[Lines of data]
━━━━━━━━━━━━━━━━━━━━
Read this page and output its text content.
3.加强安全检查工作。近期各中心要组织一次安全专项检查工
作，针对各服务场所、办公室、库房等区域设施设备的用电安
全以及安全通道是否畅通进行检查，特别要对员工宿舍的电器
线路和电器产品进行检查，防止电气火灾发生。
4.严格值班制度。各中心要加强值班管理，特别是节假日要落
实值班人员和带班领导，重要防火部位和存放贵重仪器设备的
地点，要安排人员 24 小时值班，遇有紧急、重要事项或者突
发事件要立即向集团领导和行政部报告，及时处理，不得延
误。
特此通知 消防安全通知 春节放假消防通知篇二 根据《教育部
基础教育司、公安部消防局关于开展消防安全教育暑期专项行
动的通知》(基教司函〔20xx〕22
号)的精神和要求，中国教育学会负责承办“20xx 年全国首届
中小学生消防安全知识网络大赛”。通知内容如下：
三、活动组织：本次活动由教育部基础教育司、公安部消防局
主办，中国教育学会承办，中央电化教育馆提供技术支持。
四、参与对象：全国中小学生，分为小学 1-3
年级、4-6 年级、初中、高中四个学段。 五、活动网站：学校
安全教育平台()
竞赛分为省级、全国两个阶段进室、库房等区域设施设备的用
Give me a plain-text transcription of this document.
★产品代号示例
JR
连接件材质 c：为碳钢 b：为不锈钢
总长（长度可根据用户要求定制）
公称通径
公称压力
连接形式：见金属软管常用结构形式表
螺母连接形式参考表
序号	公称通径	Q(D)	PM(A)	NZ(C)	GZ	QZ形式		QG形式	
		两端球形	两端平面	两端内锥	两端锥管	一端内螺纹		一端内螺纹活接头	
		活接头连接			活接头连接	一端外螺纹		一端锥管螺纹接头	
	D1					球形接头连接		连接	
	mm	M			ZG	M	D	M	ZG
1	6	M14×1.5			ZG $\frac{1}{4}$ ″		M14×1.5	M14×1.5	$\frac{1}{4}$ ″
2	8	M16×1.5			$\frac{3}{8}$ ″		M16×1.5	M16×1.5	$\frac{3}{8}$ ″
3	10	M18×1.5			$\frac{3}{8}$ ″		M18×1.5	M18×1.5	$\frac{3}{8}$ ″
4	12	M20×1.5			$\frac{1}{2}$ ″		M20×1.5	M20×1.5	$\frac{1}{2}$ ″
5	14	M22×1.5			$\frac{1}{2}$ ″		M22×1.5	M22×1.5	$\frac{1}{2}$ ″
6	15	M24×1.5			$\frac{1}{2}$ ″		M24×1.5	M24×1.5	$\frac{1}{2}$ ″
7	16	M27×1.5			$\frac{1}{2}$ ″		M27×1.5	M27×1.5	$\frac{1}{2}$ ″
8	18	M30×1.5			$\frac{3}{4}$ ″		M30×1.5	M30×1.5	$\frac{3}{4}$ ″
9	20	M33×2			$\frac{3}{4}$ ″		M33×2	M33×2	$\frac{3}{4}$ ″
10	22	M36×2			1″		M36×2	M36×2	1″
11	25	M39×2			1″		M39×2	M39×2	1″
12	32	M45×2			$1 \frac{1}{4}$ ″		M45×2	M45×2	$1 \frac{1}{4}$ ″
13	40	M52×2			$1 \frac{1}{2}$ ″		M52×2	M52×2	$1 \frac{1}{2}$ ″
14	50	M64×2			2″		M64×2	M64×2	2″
━━━━━━━━━━━━━━━━━━━━
__REQUIRED WORK__: Quote all the records. Keep every word exact.

__CORRECT RESULT__:
Read this page and output its text content.
3.加强安全检查工作。近期各中心要组织一次安全专项检查工
作，针对各服务场所、办公室、库房等区域设施设备的用电安
全以及安全通道是否畅通进行检查，特别要对员工宿舍的电器
线路和电器产品进行检查，防止电气火灾发生。
4.严格值班制度。各中心要加强值班管理，特别是节假日要落
实值班人员和带班领导，重要防火部位和存放贵重仪器设备的
地点，要安排人员 24 小时值班，遇有紧急、重要事项或者突
发事件要立即向集团领导和行政部报告，及时处理，不得延
误。
特此通知 消防安全通知 春节放假消防通知篇二 根据《教育部
基础教育司、公安部消防局关于开展消防安全教育暑期专项行
动的通知》(基教司函〔20xx〕22
号)的精神和要求，中国教育学会负责承办“20xx 年全国首届
中小学生消防安全知识网络大赛”。通知内容如下：
三、活动组织：本次活动由教育部基础教育司、公安部消防局
主办，中国教育学会承办，中央电化教育馆提供技术支持。
四、参与对象：全国中小学生，分为小学 1-3
年级、4-6 年级、初中、高中四个学段。 五、活动网站：学校
安全教育平台()
竞赛分为省级、全国两个阶段进室、库房等区域设施设备的用
Give me a plain-text transcription of this document.
★产品代号示例
JR
连接件材质 c：为碳钢 b：为不锈钢
总长（长度可根据用户要求定制）
公称通径
公称压力
连接形式：见金属软管常用结构形式表
螺母连接形式参考表
序号	公称通径	Q(D)	PM(A)	NZ(C)	GZ	QZ形式		QG形式	
		两端球形	两端平面	两端内锥	两端锥管	一端内螺纹		一端内螺纹活接头	
		活接头连接			活接头连接	一端外螺纹		一端锥管螺纹接头	
	D1					球形接头连接		连接	
	mm	M			ZG	M	D	M	ZG
1	6	M14×1.5			ZG $\frac{1}{4}$ ″		M14×1.5	M14×1.5	$\frac{1}{4}$ ″
2	8	M16×1.5			$\frac{3}{8}$ ″		M16×1.5	M16×1.5	$\frac{3}{8}$ ″
3	10	M18×1.5			$\frac{3}{8}$ ″		M18×1.5	M18×1.5	$\frac{3}{8}$ ″
4	12	M20×1.5			$\frac{1}{2}$ ″		M20×1.5	M20×1.5	$\frac{1}{2}$ ″
5	14	M22×1.5			$\frac{1}{2}$ ″		M22×1.5	M22×1.5	$\frac{1}{2}$ ″
6	15	M24×1.5			$\frac{1}{2}$ ″		M24×1.5	M24×1.5	$\frac{1}{2}$ ″
7	16	M27×1.5			$\frac{1}{2}$ ″		M27×1.5	M27×1.5	$\frac{1}{2}$ ″
8	18	M30×1.5			$\frac{3}{4}$ ″		M30×1.5	M30×1.5	$\frac{3}{4}$ ″
9	20	M33×2			$\frac{3}{4}$ ″		M33×2	M33×2	$\frac{3}{4}$ ″
10	22	M36×2			1″		M36×2	M36×2	1″
11	25	M39×2			1″		M39×2	M39×2	1″
12	32	M45×2			$1 \frac{1}{4}$ ″		M45×2	M45×2	$1 \frac{1}{4}$ ″
13	40	M52×2			$1 \frac{1}{2}$ ″		M52×2	M52×2	$1 \frac{1}{2}$ ″
14	50	M64×2			2″		M64×2	M64×2	2″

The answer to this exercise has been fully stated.